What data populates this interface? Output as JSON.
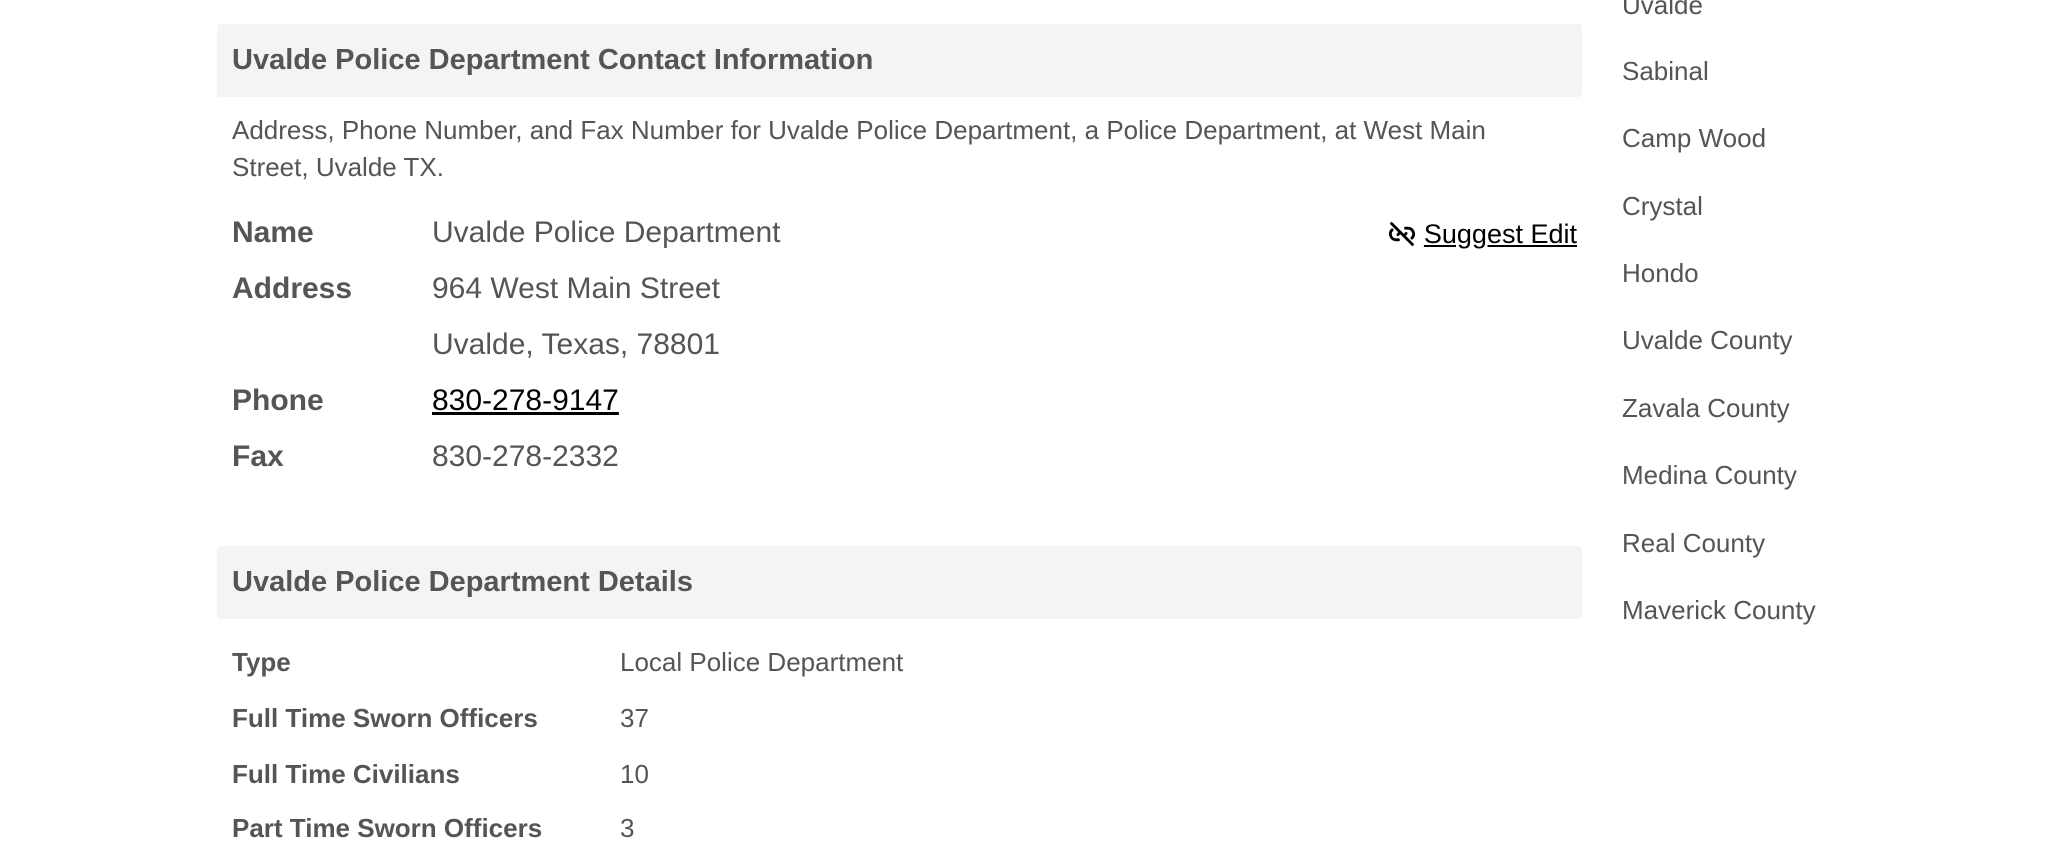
{
  "contact": {
    "heading": "Uvalde Police Department Contact Information",
    "description": "Address, Phone Number, and Fax Number for Uvalde Police Department, a Police Department, at West Main Street, Uvalde TX.",
    "suggest_edit": "Suggest Edit",
    "name_label": "Name",
    "name_value": "Uvalde Police Department",
    "address_label": "Address",
    "address_line1": "964 West Main Street",
    "address_line2": "Uvalde, Texas, 78801",
    "phone_label": "Phone",
    "phone_value": "830-278-9147",
    "fax_label": "Fax",
    "fax_value": "830-278-2332"
  },
  "details": {
    "heading": "Uvalde Police Department Details",
    "rows": [
      {
        "label": "Type",
        "value": "Local Police Department"
      },
      {
        "label": "Full Time Sworn Officers",
        "value": "37"
      },
      {
        "label": "Full Time Civilians",
        "value": "10"
      },
      {
        "label": "Part Time Sworn Officers",
        "value": "3"
      }
    ]
  },
  "sidebar": {
    "items": [
      "Uvalde",
      "Sabinal",
      "Camp Wood",
      "Crystal",
      "Hondo",
      "Uvalde County",
      "Zavala County",
      "Medina County",
      "Real County",
      "Maverick County"
    ]
  },
  "icons": {
    "suggest_edit_icon": "unlink-icon"
  }
}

# EXERCISE PROMPT
Word for word, quote the lines above. Omit the pictures.

# ANSWER TO THIS EXERCISE
What data populates this interface? Output as JSON.
{
  "contact": {
    "heading": "Uvalde Police Department Contact Information",
    "description": "Address, Phone Number, and Fax Number for Uvalde Police Department, a Police Department, at West Main Street, Uvalde TX.",
    "suggest_edit": "Suggest Edit",
    "name_label": "Name",
    "name_value": "Uvalde Police Department",
    "address_label": "Address",
    "address_line1": "964 West Main Street",
    "address_line2": "Uvalde, Texas, 78801",
    "phone_label": "Phone",
    "phone_value": "830-278-9147",
    "fax_label": "Fax",
    "fax_value": "830-278-2332"
  },
  "details": {
    "heading": "Uvalde Police Department Details",
    "rows": [
      {
        "label": "Type",
        "value": "Local Police Department"
      },
      {
        "label": "Full Time Sworn Officers",
        "value": "37"
      },
      {
        "label": "Full Time Civilians",
        "value": "10"
      },
      {
        "label": "Part Time Sworn Officers",
        "value": "3"
      }
    ]
  },
  "sidebar": {
    "items": [
      "Uvalde",
      "Sabinal",
      "Camp Wood",
      "Crystal",
      "Hondo",
      "Uvalde County",
      "Zavala County",
      "Medina County",
      "Real County",
      "Maverick County"
    ]
  },
  "icons": {
    "suggest_edit_icon": "unlink-icon"
  }
}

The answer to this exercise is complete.